# STATED EXERCISE
Exactly reproduce the lines that follow.

# SOURCE RECORDS
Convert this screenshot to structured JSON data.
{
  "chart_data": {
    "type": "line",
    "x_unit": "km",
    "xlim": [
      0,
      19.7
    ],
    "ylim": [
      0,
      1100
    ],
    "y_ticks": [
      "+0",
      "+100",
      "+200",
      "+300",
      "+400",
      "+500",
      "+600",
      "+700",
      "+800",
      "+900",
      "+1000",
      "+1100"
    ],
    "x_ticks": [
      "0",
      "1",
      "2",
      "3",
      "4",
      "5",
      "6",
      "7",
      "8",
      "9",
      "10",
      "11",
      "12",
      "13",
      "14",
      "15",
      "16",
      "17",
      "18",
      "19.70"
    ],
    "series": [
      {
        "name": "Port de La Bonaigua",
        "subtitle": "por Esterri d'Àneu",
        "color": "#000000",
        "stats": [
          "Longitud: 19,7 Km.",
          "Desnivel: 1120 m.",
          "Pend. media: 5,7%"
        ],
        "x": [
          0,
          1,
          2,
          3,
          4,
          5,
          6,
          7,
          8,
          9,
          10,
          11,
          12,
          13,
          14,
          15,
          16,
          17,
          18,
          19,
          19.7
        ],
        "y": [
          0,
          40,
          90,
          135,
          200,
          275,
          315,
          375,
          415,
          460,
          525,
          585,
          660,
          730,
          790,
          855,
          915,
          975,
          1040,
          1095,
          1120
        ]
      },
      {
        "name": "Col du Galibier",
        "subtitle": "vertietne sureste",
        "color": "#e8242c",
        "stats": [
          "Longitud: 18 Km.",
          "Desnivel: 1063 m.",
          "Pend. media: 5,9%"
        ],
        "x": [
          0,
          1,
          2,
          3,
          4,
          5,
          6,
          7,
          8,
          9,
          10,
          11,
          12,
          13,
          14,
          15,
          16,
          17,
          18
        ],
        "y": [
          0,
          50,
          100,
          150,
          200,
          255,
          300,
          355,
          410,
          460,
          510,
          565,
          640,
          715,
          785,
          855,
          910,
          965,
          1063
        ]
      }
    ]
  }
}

# TASK RESPONSE
Convert this screenshot to structured JSON data.
{
  "chart_data": {
    "type": "line",
    "x_unit": "km",
    "xlim": [
      0,
      19.7
    ],
    "ylim": [
      0,
      1100
    ],
    "y_ticks": [
      "+0",
      "+100",
      "+200",
      "+300",
      "+400",
      "+500",
      "+600",
      "+700",
      "+800",
      "+900",
      "+1000",
      "+1100"
    ],
    "x_ticks": [
      "0",
      "1",
      "2",
      "3",
      "4",
      "5",
      "6",
      "7",
      "8",
      "9",
      "10",
      "11",
      "12",
      "13",
      "14",
      "15",
      "16",
      "17",
      "18",
      "19.70"
    ],
    "series": [
      {
        "name": "Port de La Bonaigua",
        "subtitle": "por Esterri d'Àneu",
        "color": "#000000",
        "stats": [
          "Longitud: 19,7 Km.",
          "Desnivel: 1120 m.",
          "Pend. media: 5,7%"
        ],
        "x": [
          0,
          1,
          2,
          3,
          4,
          5,
          6,
          7,
          8,
          9,
          10,
          11,
          12,
          13,
          14,
          15,
          16,
          17,
          18,
          19,
          19.7
        ],
        "y": [
          0,
          40,
          90,
          135,
          200,
          275,
          315,
          375,
          415,
          460,
          525,
          585,
          660,
          730,
          790,
          855,
          915,
          975,
          1040,
          1095,
          1120
        ]
      },
      {
        "name": "Col du Galibier",
        "subtitle": "vertietne sureste",
        "color": "#e8242c",
        "stats": [
          "Longitud: 18 Km.",
          "Desnivel: 1063 m.",
          "Pend. media: 5,9%"
        ],
        "x": [
          0,
          1,
          2,
          3,
          4,
          5,
          6,
          7,
          8,
          9,
          10,
          11,
          12,
          13,
          14,
          15,
          16,
          17,
          18
        ],
        "y": [
          0,
          50,
          100,
          150,
          200,
          255,
          300,
          355,
          410,
          460,
          510,
          565,
          640,
          715,
          785,
          855,
          910,
          965,
          1063
        ]
      }
    ]
  }
}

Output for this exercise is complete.